Page excerpt:

I am surprised to start this letter as I have not written any letters since I have been here. It is such a long time since I picked up my pen that I am almost incapable of writing. I know you are easy to please and you will be happy that the first letter I have written for an infinite time is for you. In the past, I used to write without difficulty. Now slowness makes it hard for me and yet it feels as if I am speaking to you. This gives me pleasure. I wish to tell you that I have become so immobile that I prefer not to go out. I am happy to embrace you because I love you. My hand wants to repeat this – I embrace you because I love you. When are you coming to see me?
A few days later, Christopher Scott came to Lynford to tell Yolande that prayers would be read for her soul on 15 August, the Feast of the Assumption, the tenth anniversary of her offer to pay for the church of Our Lady and the English Martyrs. That morning, while the promised prayers were intoned in Cambridge, Yolande tripped and fell in her bedroom, hitting her head on the parquet floor. Her lady’s maid heard her cry out. She rushed in and lifted her on to a sofa. Then, ‘all of a sudden’, Yolande fainted and remained unconscious for several hours.

(Element placement records)

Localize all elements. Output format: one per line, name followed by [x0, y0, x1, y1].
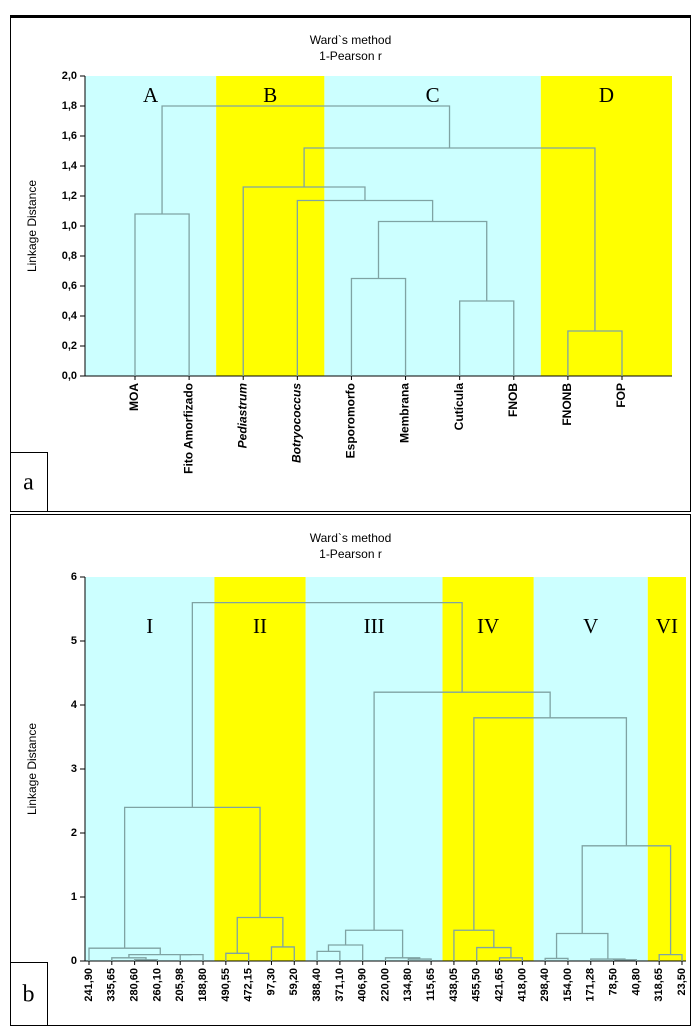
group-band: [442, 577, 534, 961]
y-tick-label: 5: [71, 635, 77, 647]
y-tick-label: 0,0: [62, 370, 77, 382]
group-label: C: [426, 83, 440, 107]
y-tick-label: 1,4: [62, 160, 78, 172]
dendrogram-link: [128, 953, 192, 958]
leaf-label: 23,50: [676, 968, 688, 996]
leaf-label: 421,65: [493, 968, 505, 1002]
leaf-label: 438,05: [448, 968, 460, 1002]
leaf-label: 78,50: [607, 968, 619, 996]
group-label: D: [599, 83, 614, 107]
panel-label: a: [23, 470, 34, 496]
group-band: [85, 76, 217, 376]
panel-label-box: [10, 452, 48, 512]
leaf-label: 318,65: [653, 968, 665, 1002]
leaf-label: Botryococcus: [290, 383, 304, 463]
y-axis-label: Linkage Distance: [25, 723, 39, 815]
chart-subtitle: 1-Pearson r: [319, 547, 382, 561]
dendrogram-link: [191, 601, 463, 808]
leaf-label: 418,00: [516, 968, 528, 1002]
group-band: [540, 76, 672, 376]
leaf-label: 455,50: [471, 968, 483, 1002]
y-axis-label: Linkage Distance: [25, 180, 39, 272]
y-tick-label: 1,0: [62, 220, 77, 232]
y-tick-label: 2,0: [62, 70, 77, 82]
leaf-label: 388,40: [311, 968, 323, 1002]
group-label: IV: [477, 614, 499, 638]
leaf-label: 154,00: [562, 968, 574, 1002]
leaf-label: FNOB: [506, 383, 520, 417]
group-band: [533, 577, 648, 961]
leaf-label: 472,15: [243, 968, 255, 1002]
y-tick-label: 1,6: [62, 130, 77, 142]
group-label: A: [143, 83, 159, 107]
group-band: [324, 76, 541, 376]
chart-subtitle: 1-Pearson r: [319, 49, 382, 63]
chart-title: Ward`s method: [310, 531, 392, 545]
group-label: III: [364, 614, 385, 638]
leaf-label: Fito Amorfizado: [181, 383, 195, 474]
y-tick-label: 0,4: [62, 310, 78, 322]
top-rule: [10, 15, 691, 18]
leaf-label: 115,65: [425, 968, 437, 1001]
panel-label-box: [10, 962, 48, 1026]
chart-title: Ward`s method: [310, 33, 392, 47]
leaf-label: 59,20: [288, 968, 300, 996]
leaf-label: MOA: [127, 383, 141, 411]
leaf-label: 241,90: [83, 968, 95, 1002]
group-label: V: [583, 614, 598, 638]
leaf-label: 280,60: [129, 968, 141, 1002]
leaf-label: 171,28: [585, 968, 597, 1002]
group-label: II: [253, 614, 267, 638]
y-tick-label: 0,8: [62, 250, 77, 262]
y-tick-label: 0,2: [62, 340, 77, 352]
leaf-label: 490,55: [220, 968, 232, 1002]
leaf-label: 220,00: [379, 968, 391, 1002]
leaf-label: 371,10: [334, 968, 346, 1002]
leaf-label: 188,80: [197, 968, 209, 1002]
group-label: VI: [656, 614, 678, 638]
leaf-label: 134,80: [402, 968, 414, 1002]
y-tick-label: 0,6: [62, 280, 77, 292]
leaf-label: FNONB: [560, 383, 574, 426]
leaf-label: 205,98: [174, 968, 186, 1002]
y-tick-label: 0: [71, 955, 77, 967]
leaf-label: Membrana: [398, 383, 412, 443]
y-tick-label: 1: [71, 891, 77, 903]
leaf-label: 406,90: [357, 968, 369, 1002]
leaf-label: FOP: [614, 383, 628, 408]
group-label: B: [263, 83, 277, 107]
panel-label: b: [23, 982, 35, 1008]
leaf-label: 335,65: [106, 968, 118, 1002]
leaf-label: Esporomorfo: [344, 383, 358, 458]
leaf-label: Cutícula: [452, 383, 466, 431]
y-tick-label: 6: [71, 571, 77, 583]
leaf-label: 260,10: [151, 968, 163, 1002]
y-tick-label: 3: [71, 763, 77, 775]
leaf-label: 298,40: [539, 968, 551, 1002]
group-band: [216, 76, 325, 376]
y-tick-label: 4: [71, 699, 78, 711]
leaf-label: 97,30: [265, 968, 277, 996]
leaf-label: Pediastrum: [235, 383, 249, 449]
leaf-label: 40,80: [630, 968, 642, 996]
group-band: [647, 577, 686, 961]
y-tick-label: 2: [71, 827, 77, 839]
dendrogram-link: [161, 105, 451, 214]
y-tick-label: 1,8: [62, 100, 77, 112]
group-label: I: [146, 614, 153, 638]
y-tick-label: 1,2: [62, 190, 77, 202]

Description of the task:
Return the wording of the passage about Yolande between "I am surprised" and "coming to see me?", inclusive. These records have no connection to the passage about Yolande.

Full response:
I am surprised to start this letter as I have not written any letters since I have been here. It is such a long time since I picked up my pen that I am almost incapable of writing. I know you are easy to please and you will be happy that the first letter I have written for an infinite time is for you. In the past, I used to write without difficulty. Now slowness makes it hard for me and yet it feels as if I am speaking to you. This gives me pleasure. I wish to tell you that I have become so immobile that I prefer not to go out. I am happy to embrace you because I love you. My hand wants to repeat this – I embrace you because I love you. When are you coming to see me?